Directions for this task -
Extract the data exactly, missing nothing.

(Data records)
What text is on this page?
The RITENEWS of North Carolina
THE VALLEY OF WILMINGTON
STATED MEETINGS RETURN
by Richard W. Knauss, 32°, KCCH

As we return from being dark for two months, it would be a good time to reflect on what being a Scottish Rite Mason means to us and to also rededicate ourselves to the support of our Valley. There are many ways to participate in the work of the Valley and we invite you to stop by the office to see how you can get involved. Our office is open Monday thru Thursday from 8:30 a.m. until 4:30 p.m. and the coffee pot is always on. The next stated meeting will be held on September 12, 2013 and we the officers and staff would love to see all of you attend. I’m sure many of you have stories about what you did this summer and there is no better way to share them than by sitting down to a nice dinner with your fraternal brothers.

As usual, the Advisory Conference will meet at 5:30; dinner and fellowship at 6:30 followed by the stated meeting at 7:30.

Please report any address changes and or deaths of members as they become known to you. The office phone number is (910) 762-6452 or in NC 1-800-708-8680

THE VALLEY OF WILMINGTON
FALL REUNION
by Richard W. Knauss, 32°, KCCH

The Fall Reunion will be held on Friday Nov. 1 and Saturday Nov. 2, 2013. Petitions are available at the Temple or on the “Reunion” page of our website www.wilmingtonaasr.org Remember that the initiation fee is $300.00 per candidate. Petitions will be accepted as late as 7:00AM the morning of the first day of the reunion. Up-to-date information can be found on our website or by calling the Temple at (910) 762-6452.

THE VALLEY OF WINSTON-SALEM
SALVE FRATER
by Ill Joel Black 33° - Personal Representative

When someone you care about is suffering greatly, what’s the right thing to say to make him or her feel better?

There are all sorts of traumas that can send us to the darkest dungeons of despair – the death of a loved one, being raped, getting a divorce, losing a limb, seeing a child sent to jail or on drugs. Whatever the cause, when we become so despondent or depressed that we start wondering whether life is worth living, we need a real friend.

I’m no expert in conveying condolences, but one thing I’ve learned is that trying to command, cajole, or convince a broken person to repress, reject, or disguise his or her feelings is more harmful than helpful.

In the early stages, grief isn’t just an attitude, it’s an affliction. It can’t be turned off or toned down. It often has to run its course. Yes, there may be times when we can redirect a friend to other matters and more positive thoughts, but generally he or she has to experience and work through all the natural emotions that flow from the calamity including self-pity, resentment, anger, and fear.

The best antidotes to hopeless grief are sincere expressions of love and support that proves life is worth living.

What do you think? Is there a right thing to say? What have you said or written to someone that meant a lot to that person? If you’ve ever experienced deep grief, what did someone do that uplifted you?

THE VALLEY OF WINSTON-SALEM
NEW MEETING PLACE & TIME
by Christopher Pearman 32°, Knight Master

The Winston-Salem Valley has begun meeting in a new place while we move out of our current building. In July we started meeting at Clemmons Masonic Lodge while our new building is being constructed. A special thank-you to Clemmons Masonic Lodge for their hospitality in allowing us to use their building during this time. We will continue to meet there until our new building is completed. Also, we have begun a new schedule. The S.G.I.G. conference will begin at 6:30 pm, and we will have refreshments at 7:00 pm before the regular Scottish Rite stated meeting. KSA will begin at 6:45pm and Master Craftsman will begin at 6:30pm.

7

Right answer -
What text is on this page?
The RITENEWS of North Carolina
THE VALLEY OF WILMINGTON
STATED MEETINGS RETURN
by Richard W. Knauss, 32°, KCCH

As we return from being dark for two months, it would be a good time to reflect on what being a Scottish Rite Mason means to us and to also rededicate ourselves to the support of our Valley. There are many ways to participate in the work of the Valley and we invite you to stop by the office to see how you can get involved. Our office is open Monday thru Thursday from 8:30 a.m. until 4:30 p.m. and the coffee pot is always on. The next stated meeting will be held on September 12, 2013 and we the officers and staff would love to see all of you attend. I’m sure many of you have stories about what you did this summer and there is no better way to share them than by sitting down to a nice dinner with your fraternal brothers.

As usual, the Advisory Conference will meet at 5:30; dinner and fellowship at 6:30 followed by the stated meeting at 7:30.

Please report any address changes and or deaths of members as they become known to you. The office phone number is (910) 762-6452 or in NC 1-800-708-8680

THE VALLEY OF WILMINGTON
FALL REUNION
by Richard W. Knauss, 32°, KCCH

The Fall Reunion will be held on Friday Nov. 1 and Saturday Nov. 2, 2013. Petitions are available at the Temple or on the “Reunion” page of our website www.wilmingtonaasr.org Remember that the initiation fee is $300.00 per candidate. Petitions will be accepted as late as 7:00AM the morning of the first day of the reunion. Up-to-date information can be found on our website or by calling the Temple at (910) 762-6452.

THE VALLEY OF WINSTON-SALEM
SALVE FRATER
by Ill Joel Black 33° - Personal Representative

When someone you care about is suffering greatly, what’s the right thing to say to make him or her feel better?

There are all sorts of traumas that can send us to the darkest dungeons of despair – the death of a loved one, being raped, getting a divorce, losing a limb, seeing a child sent to jail or on drugs. Whatever the cause, when we become so despondent or depressed that we start wondering whether life is worth living, we need a real friend.

I’m no expert in conveying condolences, but one thing I’ve learned is that trying to command, cajole, or convince a broken person to repress, reject, or disguise his or her feelings is more harmful than helpful.

In the early stages, grief isn’t just an attitude, it’s an affliction. It can’t be turned off or toned down. It often has to run its course. Yes, there may be times when we can redirect a friend to other matters and more positive thoughts, but generally he or she has to experience and work through all the natural emotions that flow from the calamity including self-pity, resentment, anger, and fear.

The best antidotes to hopeless grief are sincere expressions of love and support that proves life is worth living.

What do you think? Is there a right thing to say? What have you said or written to someone that meant a lot to that person? If you’ve ever experienced deep grief, what did someone do that uplifted you?

THE VALLEY OF WINSTON-SALEM
NEW MEETING PLACE & TIME
by Christopher Pearman 32°, Knight Master

The Winston-Salem Valley has begun meeting in a new place while we move out of our current building. In July we started meeting at Clemmons Masonic Lodge while our new building is being constructed. A special thank-you to Clemmons Masonic Lodge for their hospitality in allowing us to use their building during this time. We will continue to meet there until our new building is completed. Also, we have begun a new schedule. The S.G.I.G. conference will begin at 6:30 pm, and we will have refreshments at 7:00 pm before the regular Scottish Rite stated meeting. KSA will begin at 6:45pm and Master Craftsman will begin at 6:30pm.

7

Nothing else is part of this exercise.